[Passage provided]
====================

The presented data show that the values obtained by both methods are comparable. The LC-Alf sample exhibits the highest crystallinity index of 0.48 (0.42). Upon carboxymethylation of LC-Alf, the crystallinity decreases to 0.22 (0.18) for the CMLC-Alf sample, indicating that the chemical modification leads to the disruption of ordered regions in lignocellulose and an increase in the proportion of the amorphous phase.

Based on a review of the literature, the crystallinity index of alfalfa-derived lignocellulose (LC–Alf) has been reported to be approximately 77% [40]. Following carboxymethylation of cellulose, a decrease in the crystallinity index is commonly observed, which is attributed to disruption and distortion of the crystalline structure caused by swelling of the cellulose macromolecules. This structural transformation results in a further reduction in crystallinity; reported crystallinity index values for sodium carboxymethyl cellulose (NaCMC) typically decrease to approximately 32–45%, depending on the degree of substitution and the preparation method. Such behavior is well documented in the scientific literature and is supported by X-ray diffraction studies, which demonstrate the disappearance of sharp crystalline peaks and an increase in the amorphous fraction after carboxymethylation [67,68,69]. The reduction in crystallinity is generally attributed to the introduction of carboxymethyl groups, which disrupt the hydrogen-bonding network stabilizing the crystalline lattice of native cellulose. As a result, the amorphous phase content increases, enhancing accessibility for chemical modification and, consequently, improving the functional properties of the material.

An important criterion for the use of additives in composite formulations is their thermal stability, since rubber compounds are processed at a temperature of 160 °C. Thermograms were recorded in a nitrogen atmosphere over the temperature range of 25–500 °C at a heating rate of 5 °C/min (Figure 2).

On the thermogram of the LC-Alf sample, a mass loss of about 4% was observed up to 150 °C, associated with the desorption of residual moisture. A rapid mass-loss region in the temperature range of 250–350 °C corresponded to the thermochemical degradation of the sample. This was followed by a slow mass-loss stage, reaching a plateau at around 450 °C. The residual mass of the sample at 500 °C was approximately 28%. Carboxymethylation of LC-Alf shifted the temperature range of the rapid decomposition stage for CMLC-Alf toward lower temperatures (240–318 °C). At the same time, the residual mass of the CMLC-Alf sample at 500 °C was significantly higher (45%) compared to LC-Alf, indicating that pyrolysis of the carboxymethylated cellulose derivative results in the formation of a more thermally stable carbonaceous structure than that produced from LC-Alf. These results are consistent with literature data, which report a noticeably higher yield of carbonaceous residue for carboxymethylated cellulose (34.2% at 600 °C) compared to cellulose (19.6%) [70].

====================

[Dataset content]
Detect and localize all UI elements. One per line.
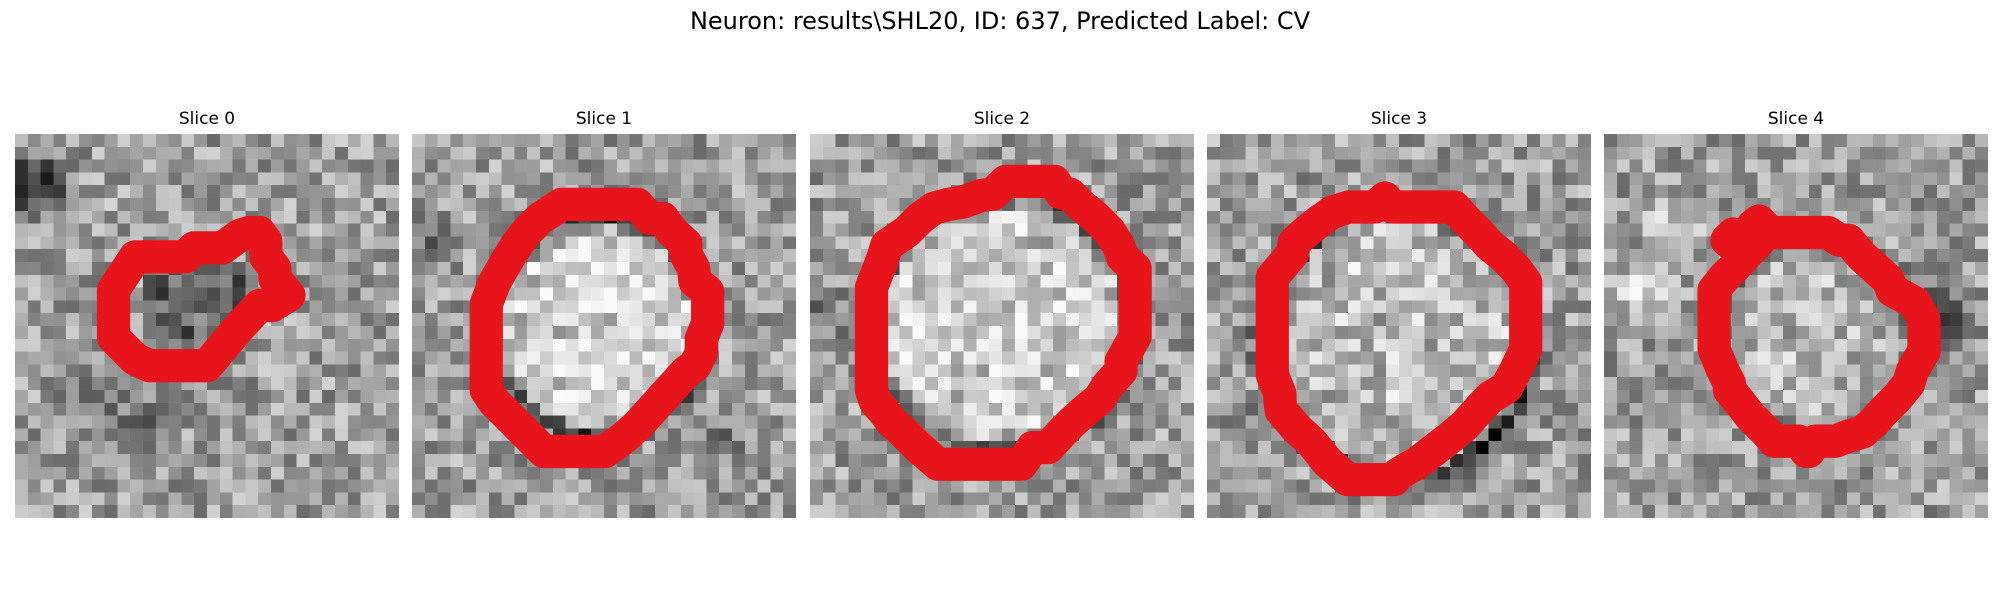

====================

[Short exercise] In the passage on carboxymethylated alfalfa lignocellulose, what residual mass did the CMLC-Alf sample show at 500 °C?

[Exercise output] The CMLC-Alf sample had a residual mass of 45% at 500 °C.